>> Start
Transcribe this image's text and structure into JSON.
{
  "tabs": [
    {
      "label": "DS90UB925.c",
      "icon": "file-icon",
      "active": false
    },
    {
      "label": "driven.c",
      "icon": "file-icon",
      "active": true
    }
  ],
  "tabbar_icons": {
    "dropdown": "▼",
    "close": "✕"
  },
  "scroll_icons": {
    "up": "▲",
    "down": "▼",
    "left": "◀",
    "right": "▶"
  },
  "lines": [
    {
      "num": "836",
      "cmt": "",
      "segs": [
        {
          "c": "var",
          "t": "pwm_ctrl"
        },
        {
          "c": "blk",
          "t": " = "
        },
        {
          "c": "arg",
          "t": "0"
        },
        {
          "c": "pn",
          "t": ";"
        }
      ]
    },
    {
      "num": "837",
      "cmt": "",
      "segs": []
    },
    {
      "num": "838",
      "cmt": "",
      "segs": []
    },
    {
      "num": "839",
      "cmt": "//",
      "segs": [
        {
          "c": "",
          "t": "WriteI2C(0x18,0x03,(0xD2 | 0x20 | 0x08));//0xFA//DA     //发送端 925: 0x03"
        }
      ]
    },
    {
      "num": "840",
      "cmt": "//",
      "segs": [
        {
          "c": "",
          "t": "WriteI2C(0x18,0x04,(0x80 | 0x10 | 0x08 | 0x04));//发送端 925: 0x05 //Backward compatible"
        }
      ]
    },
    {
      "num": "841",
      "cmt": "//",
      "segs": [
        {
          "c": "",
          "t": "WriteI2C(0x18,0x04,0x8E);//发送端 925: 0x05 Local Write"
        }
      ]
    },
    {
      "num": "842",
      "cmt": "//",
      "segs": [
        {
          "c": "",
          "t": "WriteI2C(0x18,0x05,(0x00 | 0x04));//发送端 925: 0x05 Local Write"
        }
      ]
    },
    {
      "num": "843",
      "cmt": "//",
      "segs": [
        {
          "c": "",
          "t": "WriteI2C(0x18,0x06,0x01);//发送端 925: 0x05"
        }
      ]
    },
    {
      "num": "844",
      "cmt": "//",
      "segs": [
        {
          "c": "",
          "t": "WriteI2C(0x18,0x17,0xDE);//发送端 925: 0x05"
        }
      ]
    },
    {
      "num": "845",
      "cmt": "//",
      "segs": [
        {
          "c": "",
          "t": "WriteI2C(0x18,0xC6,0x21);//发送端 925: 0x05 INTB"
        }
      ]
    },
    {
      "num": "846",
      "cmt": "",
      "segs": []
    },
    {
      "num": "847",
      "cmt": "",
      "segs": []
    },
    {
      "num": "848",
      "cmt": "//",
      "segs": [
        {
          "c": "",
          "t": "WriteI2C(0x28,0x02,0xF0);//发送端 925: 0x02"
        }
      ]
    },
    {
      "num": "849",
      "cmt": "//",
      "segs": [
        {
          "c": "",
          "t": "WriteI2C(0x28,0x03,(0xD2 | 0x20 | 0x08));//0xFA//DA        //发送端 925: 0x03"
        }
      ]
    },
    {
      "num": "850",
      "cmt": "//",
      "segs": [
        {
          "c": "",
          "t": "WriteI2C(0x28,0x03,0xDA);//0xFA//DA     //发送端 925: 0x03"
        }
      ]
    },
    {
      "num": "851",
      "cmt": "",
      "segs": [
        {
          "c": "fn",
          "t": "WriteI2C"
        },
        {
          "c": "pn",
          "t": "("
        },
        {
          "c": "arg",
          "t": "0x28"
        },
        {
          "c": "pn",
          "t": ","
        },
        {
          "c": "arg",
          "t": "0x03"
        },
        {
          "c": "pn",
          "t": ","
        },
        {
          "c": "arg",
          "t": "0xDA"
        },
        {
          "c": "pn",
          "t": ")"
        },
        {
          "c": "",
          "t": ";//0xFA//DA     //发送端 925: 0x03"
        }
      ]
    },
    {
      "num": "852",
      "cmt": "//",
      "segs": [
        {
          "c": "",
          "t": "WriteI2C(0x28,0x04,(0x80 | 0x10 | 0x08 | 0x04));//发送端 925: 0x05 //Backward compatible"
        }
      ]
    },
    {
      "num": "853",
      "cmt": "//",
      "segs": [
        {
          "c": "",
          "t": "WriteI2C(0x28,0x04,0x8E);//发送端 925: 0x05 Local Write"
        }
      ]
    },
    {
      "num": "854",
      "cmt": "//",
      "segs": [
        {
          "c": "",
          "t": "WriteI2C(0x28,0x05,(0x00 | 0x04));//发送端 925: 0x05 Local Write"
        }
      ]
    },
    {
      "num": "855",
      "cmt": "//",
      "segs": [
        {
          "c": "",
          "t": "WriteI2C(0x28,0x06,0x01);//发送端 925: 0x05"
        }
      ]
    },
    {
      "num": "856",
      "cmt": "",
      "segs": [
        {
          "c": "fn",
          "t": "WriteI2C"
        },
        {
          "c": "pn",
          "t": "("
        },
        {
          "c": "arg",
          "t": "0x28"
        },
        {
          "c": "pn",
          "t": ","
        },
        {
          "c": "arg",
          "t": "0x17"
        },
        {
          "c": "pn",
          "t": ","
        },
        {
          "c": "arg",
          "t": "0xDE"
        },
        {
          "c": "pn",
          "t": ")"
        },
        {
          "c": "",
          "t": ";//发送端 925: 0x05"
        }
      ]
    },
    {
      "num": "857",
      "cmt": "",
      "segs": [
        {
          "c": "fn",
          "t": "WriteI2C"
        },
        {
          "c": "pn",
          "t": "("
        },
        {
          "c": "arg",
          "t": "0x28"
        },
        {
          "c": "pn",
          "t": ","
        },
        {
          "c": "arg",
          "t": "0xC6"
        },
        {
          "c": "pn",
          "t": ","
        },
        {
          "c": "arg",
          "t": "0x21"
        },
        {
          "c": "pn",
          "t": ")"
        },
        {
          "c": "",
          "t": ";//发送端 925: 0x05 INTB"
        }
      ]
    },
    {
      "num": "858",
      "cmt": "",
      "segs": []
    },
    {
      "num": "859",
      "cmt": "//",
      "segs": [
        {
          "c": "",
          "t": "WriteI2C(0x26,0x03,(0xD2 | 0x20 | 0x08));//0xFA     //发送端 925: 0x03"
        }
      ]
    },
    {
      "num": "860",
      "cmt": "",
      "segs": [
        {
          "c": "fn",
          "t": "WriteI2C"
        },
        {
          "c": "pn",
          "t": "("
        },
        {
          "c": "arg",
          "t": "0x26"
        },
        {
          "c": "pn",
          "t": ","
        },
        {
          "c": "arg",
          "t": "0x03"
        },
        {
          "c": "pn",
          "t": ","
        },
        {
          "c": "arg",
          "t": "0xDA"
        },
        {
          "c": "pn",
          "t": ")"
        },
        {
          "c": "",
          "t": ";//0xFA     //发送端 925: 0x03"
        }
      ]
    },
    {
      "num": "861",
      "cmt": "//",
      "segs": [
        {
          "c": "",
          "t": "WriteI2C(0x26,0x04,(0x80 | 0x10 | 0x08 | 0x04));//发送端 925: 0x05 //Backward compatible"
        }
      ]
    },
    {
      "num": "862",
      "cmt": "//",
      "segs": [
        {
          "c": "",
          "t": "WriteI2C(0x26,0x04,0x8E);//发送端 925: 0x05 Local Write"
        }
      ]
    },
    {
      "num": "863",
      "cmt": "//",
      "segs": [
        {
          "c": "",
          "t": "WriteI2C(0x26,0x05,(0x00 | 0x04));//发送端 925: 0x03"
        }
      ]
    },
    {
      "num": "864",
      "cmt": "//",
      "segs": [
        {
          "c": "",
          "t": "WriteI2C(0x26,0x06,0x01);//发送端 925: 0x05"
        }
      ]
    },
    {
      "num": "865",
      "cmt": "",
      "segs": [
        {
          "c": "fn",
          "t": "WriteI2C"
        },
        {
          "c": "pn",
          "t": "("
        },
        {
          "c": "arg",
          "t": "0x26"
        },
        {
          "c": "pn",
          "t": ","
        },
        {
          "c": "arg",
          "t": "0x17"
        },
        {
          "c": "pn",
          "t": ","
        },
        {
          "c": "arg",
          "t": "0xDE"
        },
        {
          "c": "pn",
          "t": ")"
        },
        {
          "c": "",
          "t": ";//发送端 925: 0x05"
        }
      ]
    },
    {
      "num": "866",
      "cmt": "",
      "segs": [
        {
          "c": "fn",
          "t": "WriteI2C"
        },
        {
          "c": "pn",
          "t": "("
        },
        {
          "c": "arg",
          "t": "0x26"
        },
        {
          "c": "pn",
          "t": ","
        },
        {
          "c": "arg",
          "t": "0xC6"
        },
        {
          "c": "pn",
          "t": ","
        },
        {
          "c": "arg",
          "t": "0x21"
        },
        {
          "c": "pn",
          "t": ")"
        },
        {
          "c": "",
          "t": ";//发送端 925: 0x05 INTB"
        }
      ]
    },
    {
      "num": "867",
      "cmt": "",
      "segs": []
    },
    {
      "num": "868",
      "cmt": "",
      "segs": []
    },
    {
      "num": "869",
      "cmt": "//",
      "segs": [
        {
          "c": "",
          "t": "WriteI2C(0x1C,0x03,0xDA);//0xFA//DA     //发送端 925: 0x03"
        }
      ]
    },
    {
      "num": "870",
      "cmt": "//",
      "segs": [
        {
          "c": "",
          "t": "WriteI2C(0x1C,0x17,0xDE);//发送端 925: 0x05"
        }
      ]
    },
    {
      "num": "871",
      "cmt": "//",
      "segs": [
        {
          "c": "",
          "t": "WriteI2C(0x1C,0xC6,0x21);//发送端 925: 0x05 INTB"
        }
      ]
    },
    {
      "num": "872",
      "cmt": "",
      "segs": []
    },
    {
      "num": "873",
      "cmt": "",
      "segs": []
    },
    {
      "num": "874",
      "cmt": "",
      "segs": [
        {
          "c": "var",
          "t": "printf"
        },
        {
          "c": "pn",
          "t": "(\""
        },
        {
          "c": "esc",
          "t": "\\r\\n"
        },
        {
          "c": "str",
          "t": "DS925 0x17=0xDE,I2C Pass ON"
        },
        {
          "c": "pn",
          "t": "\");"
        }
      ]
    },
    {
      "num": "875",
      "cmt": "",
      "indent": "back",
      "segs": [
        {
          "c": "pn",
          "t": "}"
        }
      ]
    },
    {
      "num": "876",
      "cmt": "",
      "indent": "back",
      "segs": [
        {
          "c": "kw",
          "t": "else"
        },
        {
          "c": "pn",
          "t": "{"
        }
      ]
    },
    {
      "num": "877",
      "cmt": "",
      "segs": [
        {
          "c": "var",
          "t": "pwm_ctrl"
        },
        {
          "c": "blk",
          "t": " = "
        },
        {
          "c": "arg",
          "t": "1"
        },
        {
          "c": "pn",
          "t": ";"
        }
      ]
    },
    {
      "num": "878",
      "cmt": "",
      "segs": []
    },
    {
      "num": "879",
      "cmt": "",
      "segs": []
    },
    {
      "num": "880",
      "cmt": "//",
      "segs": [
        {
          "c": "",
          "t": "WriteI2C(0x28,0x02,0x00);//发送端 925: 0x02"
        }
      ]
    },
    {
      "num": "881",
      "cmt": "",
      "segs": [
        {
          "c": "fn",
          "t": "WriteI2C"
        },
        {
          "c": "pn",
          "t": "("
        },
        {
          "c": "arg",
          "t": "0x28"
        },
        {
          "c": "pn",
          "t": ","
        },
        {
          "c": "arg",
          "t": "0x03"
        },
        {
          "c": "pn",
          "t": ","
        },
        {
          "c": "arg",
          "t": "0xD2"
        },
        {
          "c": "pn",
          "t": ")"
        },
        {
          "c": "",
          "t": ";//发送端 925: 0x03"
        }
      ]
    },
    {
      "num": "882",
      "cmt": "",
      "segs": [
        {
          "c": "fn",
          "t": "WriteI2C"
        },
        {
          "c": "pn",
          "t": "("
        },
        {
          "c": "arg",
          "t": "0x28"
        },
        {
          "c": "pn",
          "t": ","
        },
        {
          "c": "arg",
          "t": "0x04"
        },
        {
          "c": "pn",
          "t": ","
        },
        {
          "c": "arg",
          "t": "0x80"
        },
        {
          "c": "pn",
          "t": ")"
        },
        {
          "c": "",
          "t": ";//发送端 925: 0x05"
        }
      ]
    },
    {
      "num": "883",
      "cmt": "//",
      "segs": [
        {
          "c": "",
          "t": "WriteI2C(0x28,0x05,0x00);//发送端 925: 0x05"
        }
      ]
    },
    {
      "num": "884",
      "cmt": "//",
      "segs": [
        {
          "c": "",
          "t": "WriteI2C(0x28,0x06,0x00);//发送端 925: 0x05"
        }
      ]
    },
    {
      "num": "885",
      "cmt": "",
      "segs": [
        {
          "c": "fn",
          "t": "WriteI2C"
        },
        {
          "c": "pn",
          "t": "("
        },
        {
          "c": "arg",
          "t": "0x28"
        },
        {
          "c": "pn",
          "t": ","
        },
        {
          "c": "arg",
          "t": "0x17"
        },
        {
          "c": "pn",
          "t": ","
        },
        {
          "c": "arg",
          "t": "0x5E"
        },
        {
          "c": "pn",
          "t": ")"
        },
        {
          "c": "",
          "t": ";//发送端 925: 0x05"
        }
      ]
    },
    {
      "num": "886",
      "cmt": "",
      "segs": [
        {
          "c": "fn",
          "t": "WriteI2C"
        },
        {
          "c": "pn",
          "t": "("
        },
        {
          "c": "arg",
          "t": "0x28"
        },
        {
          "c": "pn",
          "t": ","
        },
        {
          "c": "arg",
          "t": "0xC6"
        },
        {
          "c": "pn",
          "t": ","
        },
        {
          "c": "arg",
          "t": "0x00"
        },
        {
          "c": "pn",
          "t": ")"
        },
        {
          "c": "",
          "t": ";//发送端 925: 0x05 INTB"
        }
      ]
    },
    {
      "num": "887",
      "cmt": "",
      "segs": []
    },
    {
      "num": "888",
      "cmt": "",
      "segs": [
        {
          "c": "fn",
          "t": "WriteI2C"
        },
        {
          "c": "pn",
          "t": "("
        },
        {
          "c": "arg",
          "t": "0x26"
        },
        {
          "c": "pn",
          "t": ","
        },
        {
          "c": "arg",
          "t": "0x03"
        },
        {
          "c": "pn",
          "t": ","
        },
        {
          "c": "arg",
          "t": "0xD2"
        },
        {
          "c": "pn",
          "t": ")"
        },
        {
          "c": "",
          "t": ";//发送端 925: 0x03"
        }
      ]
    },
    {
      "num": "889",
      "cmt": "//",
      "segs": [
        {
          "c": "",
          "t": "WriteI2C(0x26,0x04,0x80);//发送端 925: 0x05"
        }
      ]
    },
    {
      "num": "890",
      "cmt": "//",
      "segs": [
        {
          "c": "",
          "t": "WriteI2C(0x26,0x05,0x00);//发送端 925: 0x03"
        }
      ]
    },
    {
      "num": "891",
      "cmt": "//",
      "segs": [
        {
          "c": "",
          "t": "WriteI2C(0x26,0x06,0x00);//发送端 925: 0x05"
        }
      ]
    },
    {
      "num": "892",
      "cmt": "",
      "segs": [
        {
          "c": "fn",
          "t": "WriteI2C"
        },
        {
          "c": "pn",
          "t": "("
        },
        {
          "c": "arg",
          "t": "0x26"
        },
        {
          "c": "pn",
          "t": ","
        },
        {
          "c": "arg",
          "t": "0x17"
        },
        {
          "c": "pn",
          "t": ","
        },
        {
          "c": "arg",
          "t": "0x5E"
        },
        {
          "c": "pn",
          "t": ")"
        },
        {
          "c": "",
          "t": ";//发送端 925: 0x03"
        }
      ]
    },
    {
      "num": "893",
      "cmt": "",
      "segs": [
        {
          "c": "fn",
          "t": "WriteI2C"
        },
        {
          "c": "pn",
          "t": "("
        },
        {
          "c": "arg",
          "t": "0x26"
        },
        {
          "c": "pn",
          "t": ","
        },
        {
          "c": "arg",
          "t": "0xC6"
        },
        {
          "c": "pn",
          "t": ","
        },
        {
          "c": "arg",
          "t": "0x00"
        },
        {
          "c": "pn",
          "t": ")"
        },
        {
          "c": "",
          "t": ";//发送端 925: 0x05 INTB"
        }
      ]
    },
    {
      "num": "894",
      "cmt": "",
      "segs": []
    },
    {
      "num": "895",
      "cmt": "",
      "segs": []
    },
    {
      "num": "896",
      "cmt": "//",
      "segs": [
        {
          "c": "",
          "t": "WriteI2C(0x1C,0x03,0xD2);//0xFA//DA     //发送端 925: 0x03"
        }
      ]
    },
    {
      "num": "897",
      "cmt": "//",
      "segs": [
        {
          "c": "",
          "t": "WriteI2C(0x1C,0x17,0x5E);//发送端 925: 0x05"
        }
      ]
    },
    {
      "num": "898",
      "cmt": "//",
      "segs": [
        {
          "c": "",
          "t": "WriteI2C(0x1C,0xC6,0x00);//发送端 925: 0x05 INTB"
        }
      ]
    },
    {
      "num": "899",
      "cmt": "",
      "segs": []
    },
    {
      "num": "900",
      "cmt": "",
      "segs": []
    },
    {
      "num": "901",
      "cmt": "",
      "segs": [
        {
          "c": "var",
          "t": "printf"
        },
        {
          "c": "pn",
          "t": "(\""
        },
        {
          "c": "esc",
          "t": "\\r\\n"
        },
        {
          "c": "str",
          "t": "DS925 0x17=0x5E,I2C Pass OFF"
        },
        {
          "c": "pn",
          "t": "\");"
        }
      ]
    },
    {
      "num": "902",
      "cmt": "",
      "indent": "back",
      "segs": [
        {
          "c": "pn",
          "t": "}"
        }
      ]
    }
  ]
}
>> End
Pull out every line above that holds the word "Local".

# [Task response]
          "t": "WriteI2C(0x18,0x04,0x8E);//发送端 925: 0x05 Local Write"
          "t": "WriteI2C(0x18,0x05,(0x00 | 0x04));//发送端 925: 0x05 Local Write"
          "t": "WriteI2C(0x28,0x04,0x8E);//发送端 925: 0x05 Local Write"
          "t": "WriteI2C(0x28,0x05,(0x00 | 0x04));//发送端 925: 0x05 Local Write"
          "t": "WriteI2C(0x26,0x04,0x8E);//发送端 925: 0x05 Local Write"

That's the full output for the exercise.